[Data items]
● ● ● ● ● ● ●

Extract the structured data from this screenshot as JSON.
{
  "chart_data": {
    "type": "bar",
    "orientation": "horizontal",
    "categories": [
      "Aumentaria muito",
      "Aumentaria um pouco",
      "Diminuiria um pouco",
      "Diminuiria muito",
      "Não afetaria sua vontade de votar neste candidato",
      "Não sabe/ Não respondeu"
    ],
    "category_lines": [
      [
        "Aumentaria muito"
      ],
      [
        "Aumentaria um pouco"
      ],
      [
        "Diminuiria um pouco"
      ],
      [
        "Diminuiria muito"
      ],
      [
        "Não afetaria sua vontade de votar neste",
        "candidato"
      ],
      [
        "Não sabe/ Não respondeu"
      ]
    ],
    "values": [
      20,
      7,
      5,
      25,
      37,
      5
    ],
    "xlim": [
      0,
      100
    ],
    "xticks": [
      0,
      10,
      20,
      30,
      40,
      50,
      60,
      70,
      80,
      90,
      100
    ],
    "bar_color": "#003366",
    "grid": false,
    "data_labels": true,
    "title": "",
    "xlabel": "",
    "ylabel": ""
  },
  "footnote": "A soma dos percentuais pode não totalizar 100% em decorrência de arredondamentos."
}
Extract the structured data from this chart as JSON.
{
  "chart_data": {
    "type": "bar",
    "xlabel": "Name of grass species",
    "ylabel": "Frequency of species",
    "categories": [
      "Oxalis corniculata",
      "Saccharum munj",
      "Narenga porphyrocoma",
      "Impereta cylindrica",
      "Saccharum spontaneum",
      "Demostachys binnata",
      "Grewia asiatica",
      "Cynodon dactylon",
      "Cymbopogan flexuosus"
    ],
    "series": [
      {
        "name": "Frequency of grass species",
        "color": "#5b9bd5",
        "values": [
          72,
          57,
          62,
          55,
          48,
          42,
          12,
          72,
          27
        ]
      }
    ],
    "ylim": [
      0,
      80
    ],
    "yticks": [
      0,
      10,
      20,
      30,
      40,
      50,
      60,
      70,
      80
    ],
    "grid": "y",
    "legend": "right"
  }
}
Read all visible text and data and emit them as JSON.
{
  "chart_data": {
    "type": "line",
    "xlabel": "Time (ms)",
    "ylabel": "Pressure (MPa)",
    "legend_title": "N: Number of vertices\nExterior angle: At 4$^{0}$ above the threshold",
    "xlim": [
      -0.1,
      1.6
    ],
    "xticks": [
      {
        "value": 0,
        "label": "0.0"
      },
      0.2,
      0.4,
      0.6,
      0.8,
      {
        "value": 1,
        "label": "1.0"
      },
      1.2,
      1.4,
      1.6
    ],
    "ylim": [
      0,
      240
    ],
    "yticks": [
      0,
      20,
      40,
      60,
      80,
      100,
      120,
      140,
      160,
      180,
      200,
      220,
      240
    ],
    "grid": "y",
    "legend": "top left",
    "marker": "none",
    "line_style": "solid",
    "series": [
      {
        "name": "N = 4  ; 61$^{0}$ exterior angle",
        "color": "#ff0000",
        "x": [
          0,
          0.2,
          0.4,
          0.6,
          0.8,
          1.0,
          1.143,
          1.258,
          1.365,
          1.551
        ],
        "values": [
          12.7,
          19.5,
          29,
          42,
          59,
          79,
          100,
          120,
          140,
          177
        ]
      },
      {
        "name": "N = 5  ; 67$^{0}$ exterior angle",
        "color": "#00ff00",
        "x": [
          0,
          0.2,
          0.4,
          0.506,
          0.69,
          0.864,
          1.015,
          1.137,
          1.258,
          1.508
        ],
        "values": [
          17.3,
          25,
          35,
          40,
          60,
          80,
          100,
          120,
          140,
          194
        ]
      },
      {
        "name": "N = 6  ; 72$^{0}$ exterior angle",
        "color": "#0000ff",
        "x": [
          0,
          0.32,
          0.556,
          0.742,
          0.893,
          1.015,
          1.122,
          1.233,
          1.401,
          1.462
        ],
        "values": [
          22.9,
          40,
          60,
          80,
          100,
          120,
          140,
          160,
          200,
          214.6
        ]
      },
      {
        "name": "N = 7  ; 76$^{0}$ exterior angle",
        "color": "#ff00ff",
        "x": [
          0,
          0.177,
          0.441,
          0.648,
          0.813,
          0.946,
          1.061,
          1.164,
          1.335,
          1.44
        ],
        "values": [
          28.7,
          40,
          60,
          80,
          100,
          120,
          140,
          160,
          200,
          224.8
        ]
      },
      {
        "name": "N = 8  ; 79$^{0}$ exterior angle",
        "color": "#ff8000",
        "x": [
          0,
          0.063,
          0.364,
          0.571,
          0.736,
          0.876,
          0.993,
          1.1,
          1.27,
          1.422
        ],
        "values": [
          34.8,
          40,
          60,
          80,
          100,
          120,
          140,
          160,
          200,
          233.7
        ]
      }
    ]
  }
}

● ● ● ● ● ● ●

■ **Task details**
Extract the complete set of records unchanged.

■ **Expected output**
Extract the structured data from this screenshot as JSON.
{
  "chart_data": {
    "type": "bar",
    "orientation": "horizontal",
    "categories": [
      "Aumentaria muito",
      "Aumentaria um pouco",
      "Diminuiria um pouco",
      "Diminuiria muito",
      "Não afetaria sua vontade de votar neste candidato",
      "Não sabe/ Não respondeu"
    ],
    "category_lines": [
      [
        "Aumentaria muito"
      ],
      [
        "Aumentaria um pouco"
      ],
      [
        "Diminuiria um pouco"
      ],
      [
        "Diminuiria muito"
      ],
      [
        "Não afetaria sua vontade de votar neste",
        "candidato"
      ],
      [
        "Não sabe/ Não respondeu"
      ]
    ],
    "values": [
      20,
      7,
      5,
      25,
      37,
      5
    ],
    "xlim": [
      0,
      100
    ],
    "xticks": [
      0,
      10,
      20,
      30,
      40,
      50,
      60,
      70,
      80,
      90,
      100
    ],
    "bar_color": "#003366",
    "grid": false,
    "data_labels": true,
    "title": "",
    "xlabel": "",
    "ylabel": ""
  },
  "footnote": "A soma dos percentuais pode não totalizar 100% em decorrência de arredondamentos."
}
Extract the structured data from this chart as JSON.
{
  "chart_data": {
    "type": "bar",
    "xlabel": "Name of grass species",
    "ylabel": "Frequency of species",
    "categories": [
      "Oxalis corniculata",
      "Saccharum munj",
      "Narenga porphyrocoma",
      "Impereta cylindrica",
      "Saccharum spontaneum",
      "Demostachys binnata",
      "Grewia asiatica",
      "Cynodon dactylon",
      "Cymbopogan flexuosus"
    ],
    "series": [
      {
        "name": "Frequency of grass species",
        "color": "#5b9bd5",
        "values": [
          72,
          57,
          62,
          55,
          48,
          42,
          12,
          72,
          27
        ]
      }
    ],
    "ylim": [
      0,
      80
    ],
    "yticks": [
      0,
      10,
      20,
      30,
      40,
      50,
      60,
      70,
      80
    ],
    "grid": "y",
    "legend": "right"
  }
}
Read all visible text and data and emit them as JSON.
{
  "chart_data": {
    "type": "line",
    "xlabel": "Time (ms)",
    "ylabel": "Pressure (MPa)",
    "legend_title": "N: Number of vertices\nExterior angle: At 4$^{0}$ above the threshold",
    "xlim": [
      -0.1,
      1.6
    ],
    "xticks": [
      {
        "value": 0,
        "label": "0.0"
      },
      0.2,
      0.4,
      0.6,
      0.8,
      {
        "value": 1,
        "label": "1.0"
      },
      1.2,
      1.4,
      1.6
    ],
    "ylim": [
      0,
      240
    ],
    "yticks": [
      0,
      20,
      40,
      60,
      80,
      100,
      120,
      140,
      160,
      180,
      200,
      220,
      240
    ],
    "grid": "y",
    "legend": "top left",
    "marker": "none",
    "line_style": "solid",
    "series": [
      {
        "name": "N = 4  ; 61$^{0}$ exterior angle",
        "color": "#ff0000",
        "x": [
          0,
          0.2,
          0.4,
          0.6,
          0.8,
          1.0,
          1.143,
          1.258,
          1.365,
          1.551
        ],
        "values": [
          12.7,
          19.5,
          29,
          42,
          59,
          79,
          100,
          120,
          140,
          177
        ]
      },
      {
        "name": "N = 5  ; 67$^{0}$ exterior angle",
        "color": "#00ff00",
        "x": [
          0,
          0.2,
          0.4,
          0.506,
          0.69,
          0.864,
          1.015,
          1.137,
          1.258,
          1.508
        ],
        "values": [
          17.3,
          25,
          35,
          40,
          60,
          80,
          100,
          120,
          140,
          194
        ]
      },
      {
        "name": "N = 6  ; 72$^{0}$ exterior angle",
        "color": "#0000ff",
        "x": [
          0,
          0.32,
          0.556,
          0.742,
          0.893,
          1.015,
          1.122,
          1.233,
          1.401,
          1.462
        ],
        "values": [
          22.9,
          40,
          60,
          80,
          100,
          120,
          140,
          160,
          200,
          214.6
        ]
      },
      {
        "name": "N = 7  ; 76$^{0}$ exterior angle",
        "color": "#ff00ff",
        "x": [
          0,
          0.177,
          0.441,
          0.648,
          0.813,
          0.946,
          1.061,
          1.164,
          1.335,
          1.44
        ],
        "values": [
          28.7,
          40,
          60,
          80,
          100,
          120,
          140,
          160,
          200,
          224.8
        ]
      },
      {
        "name": "N = 8  ; 79$^{0}$ exterior angle",
        "color": "#ff8000",
        "x": [
          0,
          0.063,
          0.364,
          0.571,
          0.736,
          0.876,
          0.993,
          1.1,
          1.27,
          1.422
        ],
        "values": [
          34.8,
          40,
          60,
          80,
          100,
          120,
          140,
          160,
          200,
          233.7
        ]
      }
    ]
  }
}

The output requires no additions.